SUPPLIED PASSAGE.
::::::::

Naval Base Marshall Islands were United States Navy advance bases built on the Marshall Islands during World War II to support the Pacific War efforts. The bases were built by US Navy after the Marshall Islands campaign that captured the islands from the Empire of Japan. By February 1944 the United States Armed Forces had captured the islands. Most of the airfields and other facilities Japan had built were destroyed in allied bombing raids and naval bombardment. US Navy Seabee Construction Battalions arrived as soon as the area was secured and remove the debris. The Seabees quickly repaired, built and improved the airfield/runways and seaport. Seabees often worked around the clock to get airfields operational so that fighter aircraft and bombers could start operating. The bases were used for staging upcoming campaigns and for repair.

History
At the start of World War I, Japan took control of the Marshall Islands from the German Empire. Japan built bases on many of the islands and had troops stationed on the Marshall Islands. The tropical Marshall Islands are near the Equator in the Pacific Ocean, slightly west of the International Date Line. Marshall Islands has over five major islands and 29 coral atolls comprising 1,156 individual islands and islets. The Marshall Islands capital and largest city is Majuro on a large coral atoll, Majuro atoll. The US Naval built bases for troops, ships, submarines, PT boats, seaplanes, supply depots, training camps, fleet recreation facilities, and ship repair depots. To keep supplies following the bases were supplied by the vast II United States Merchant Navy. The Marshall Islands were in Japan's inner line of defense and 2,887 miles from Japan's homeland. At the end of the war, the Marshall Islands came under the control of the United States as part of the Trust Territory of the Pacific Islands until the independence of the Marshall Islands in 1986.

US Navy Marshall Islands Bases
Major US Navy Bases:
Naval Base Eniwetok, Fleet PO Box 3237, after Battle of Eniwetok 	
Naval Base Engebi on Engebi Island in Enewetak Atoll to support Wrigley Airfield, Fleet PO Box 3236 
Naval Base Kwajalein, Fleet PO Box 3233, won in Battle of Kwajalein 	
Naval Base Majuro, Fleet PO Box 3234 	
Majuro Submarine Base
Majuro Destroyer Base
Naval Base Ujelang, on Ujelang Atoll, Fleet PO Box 3238, staging base for Battle of Peleliu
Naval Base Mille, on Mili Atoll to support Milo Airfield, Fleet PO Box 3250 	
Naval Base Moloelap on Maloelap Atoll, to support Taroa Airfield, Fleet PO Box 3119
 Naval Base at  Jaluit Atoll, FPO#3000 
Minor US Navy bases: 
Wotje Atoll on Ormed Island, Fleet PO Box 3243, Naval base to support Wotje Airfield.

::::::::

REQUEST. Reproduce word for word the part of the passage on the Marshall Islands naval bases that begins with the words "US Navy Marshall" and ends with "support Wotje Airfield.".

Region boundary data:
::::::::

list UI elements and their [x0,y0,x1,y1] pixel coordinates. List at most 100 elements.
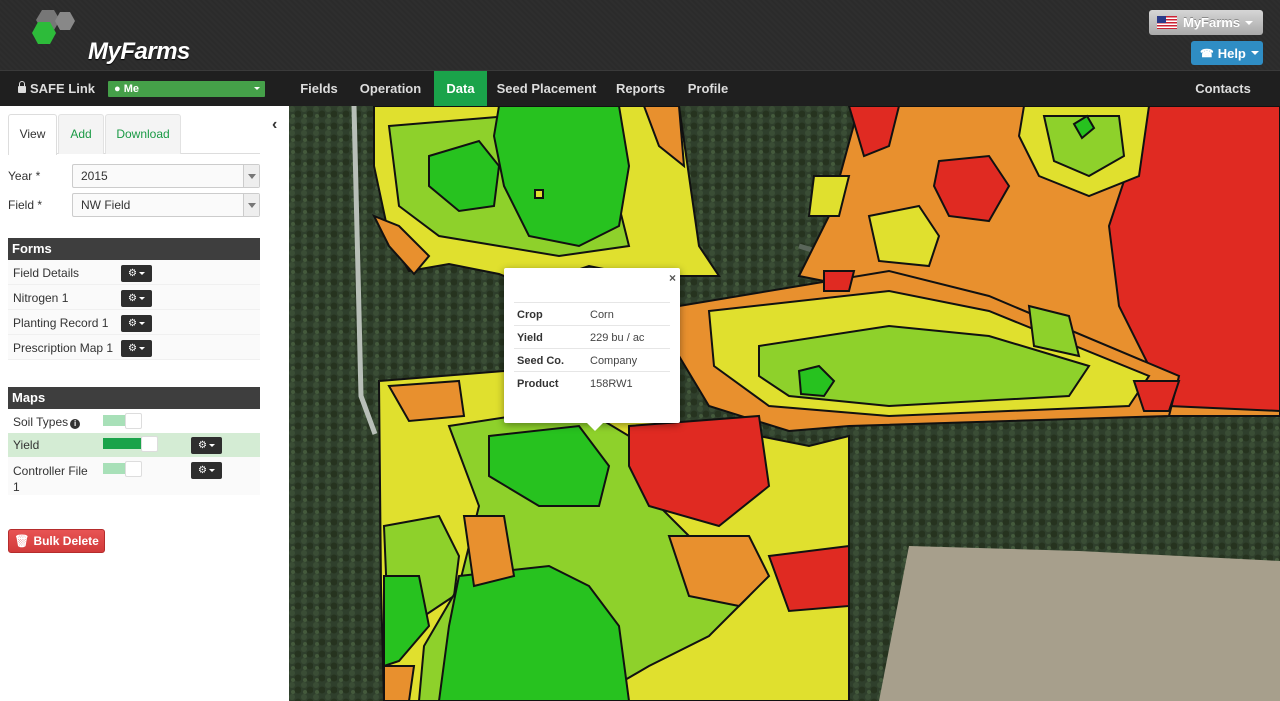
popup-key: Product [517,378,559,390]
toggle-track [103,438,141,449]
chevron-down-icon [138,272,145,275]
soil-types-toggle[interactable] [103,413,149,429]
app-header: MyFarms MyFarms ☎ Help [0,0,1280,70]
form-label: Nitrogen 1 [13,291,69,305]
tab-view[interactable]: View [8,114,57,155]
field-select[interactable]: NW Field [72,193,260,217]
collapse-sidebar-icon[interactable]: ‹ [272,116,277,134]
form-label: Prescription Map 1 [13,341,114,355]
chevron-down-icon [1250,51,1259,55]
form-row-field-details: Field Details ⚙ [8,260,260,285]
myfarms-logo[interactable]: MyFarms [28,8,208,65]
chevron-down-icon [138,322,145,325]
nav-profile[interactable]: Profile [681,71,735,106]
nav-data[interactable]: Data [434,71,487,106]
form-row-planting-record: Planting Record 1 ⚙ [8,310,260,335]
map-row-soil-types: Soil Types i [8,409,260,433]
popup-value: 229 bu / ac [590,332,645,344]
sidebar-tabs: View Add Download [8,114,260,155]
map-options-button[interactable]: ⚙ [191,437,222,454]
field-row: Field * NW Field [8,193,260,217]
chevron-down-icon [243,165,259,187]
nav-reports[interactable]: Reports [609,71,672,106]
account-button-label: MyFarms [1183,15,1241,30]
gear-icon: ⚙ [128,293,137,304]
year-select-value: 2015 [81,169,108,183]
maps-section-title: Maps [8,387,260,409]
us-flag-icon [1157,16,1177,29]
popup-row-crop: Crop Corn [514,302,670,325]
safe-link-label: SAFE Link [30,81,96,96]
help-button-label: Help [1217,45,1246,61]
gear-icon: ⚙ [198,465,207,476]
chevron-down-icon [208,444,215,447]
field-label: Field * [8,198,43,212]
form-label: Field Details [13,266,80,280]
chevron-down-icon [138,297,145,300]
yield-zone-upper-left [371,106,721,288]
toggle-knob [125,461,142,477]
popup-row-product: Product 158RW1 [514,371,670,394]
bulk-delete-label: Bulk Delete [33,534,99,548]
popup-row-seed-company: Seed Co. Company [514,348,670,371]
nav-operation[interactable]: Operation [353,71,428,106]
form-row-prescription-map: Prescription Map 1 ⚙ [8,335,260,360]
chevron-down-icon [243,194,259,216]
map-row-yield: Yield ⚙ [8,433,260,457]
gear-icon: ⚙ [128,343,137,354]
safe-link[interactable]: SAFE Link [18,71,95,106]
yield-map[interactable]: × Crop Corn Yield 229 bu / ac Seed Co. C… [289,106,1280,701]
tab-download[interactable]: Download [105,114,181,154]
map-label-wrap: Soil Types i [13,415,81,429]
popup-value: Company [590,355,638,367]
user-select[interactable]: ● Me [108,81,265,97]
help-dropdown-button[interactable]: ☎ Help [1191,41,1263,65]
account-dropdown-button[interactable]: MyFarms [1149,10,1263,35]
logo-hexagons-icon [32,10,75,44]
year-row: Year * 2015 [8,164,260,188]
user-icon: ● [114,83,121,95]
chevron-down-icon [138,347,145,350]
phone-icon: ☎ [1200,47,1214,60]
popup-value: 158RW1 [590,378,633,390]
toggle-knob [141,436,158,452]
popup-key: Seed Co. [517,355,565,367]
bare-field [879,546,1280,701]
map-row-controller-file: Controller File 1 ⚙ [8,457,260,495]
chevron-down-icon [208,469,215,472]
info-icon[interactable]: i [70,419,81,429]
main-nav: SAFE Link ● Me Fields Operation Data See… [0,70,1280,106]
nav-contacts[interactable]: Contacts [1187,71,1259,106]
yield-toggle[interactable] [103,436,158,452]
popup-key: Yield [517,332,543,344]
lock-icon [18,81,26,93]
toggle-knob [125,413,142,429]
year-select[interactable]: 2015 [72,164,260,188]
field-select-value: NW Field [81,198,131,212]
form-options-button[interactable]: ⚙ [121,290,152,307]
map-label: Soil Types [13,415,69,429]
map-label: Controller File 1 [13,464,88,494]
form-options-button[interactable]: ⚙ [121,265,152,282]
form-options-button[interactable]: ⚙ [121,315,152,332]
form-options-button[interactable]: ⚙ [121,340,152,357]
bulk-delete-button[interactable]: 🗑 Bulk Delete [8,529,105,553]
nav-seed-placement[interactable]: Seed Placement [492,71,601,106]
nav-fields[interactable]: Fields [291,71,347,106]
form-label: Planting Record 1 [13,316,109,330]
close-icon[interactable]: × [669,271,676,285]
controller-file-toggle[interactable] [103,461,149,477]
popup-row-yield: Yield 229 bu / ac [514,325,670,348]
user-select-value: Me [123,83,139,95]
map-label: Yield [13,438,40,452]
chevron-down-icon [1245,20,1254,25]
tab-add[interactable]: Add [58,114,104,154]
map-options-button[interactable]: ⚙ [191,462,222,479]
chevron-down-icon [254,87,260,90]
logo-text: MyFarms [88,38,190,65]
yield-map-canvas[interactable] [289,106,1280,701]
gear-icon: ⚙ [128,268,137,279]
gear-icon: ⚙ [198,440,207,451]
popup-key: Crop [517,309,543,321]
forms-section-title: Forms [8,238,260,260]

::::::::

TASK RESULT.
US Navy Marshall Islands Bases
Major US Navy Bases:
Naval Base Eniwetok, Fleet PO Box 3237, after Battle of Eniwetok 	
Naval Base Engebi on Engebi Island in Enewetak Atoll to support Wrigley Airfield, Fleet PO Box 3236 
Naval Base Kwajalein, Fleet PO Box 3233, won in Battle of Kwajalein 	
Naval Base Majuro, Fleet PO Box 3234 	
Majuro Submarine Base
Majuro Destroyer Base
Naval Base Ujelang, on Ujelang Atoll, Fleet PO Box 3238, staging base for Battle of Peleliu
Naval Base Mille, on Mili Atoll to support Milo Airfield, Fleet PO Box 3250 	
Naval Base Moloelap on Maloelap Atoll, to support Taroa Airfield, Fleet PO Box 3119
 Naval Base at  Jaluit Atoll, FPO#3000 
Minor US Navy bases: 
Wotje Atoll on Ormed Island, Fleet PO Box 3243, Naval base to support Wotje Airfield.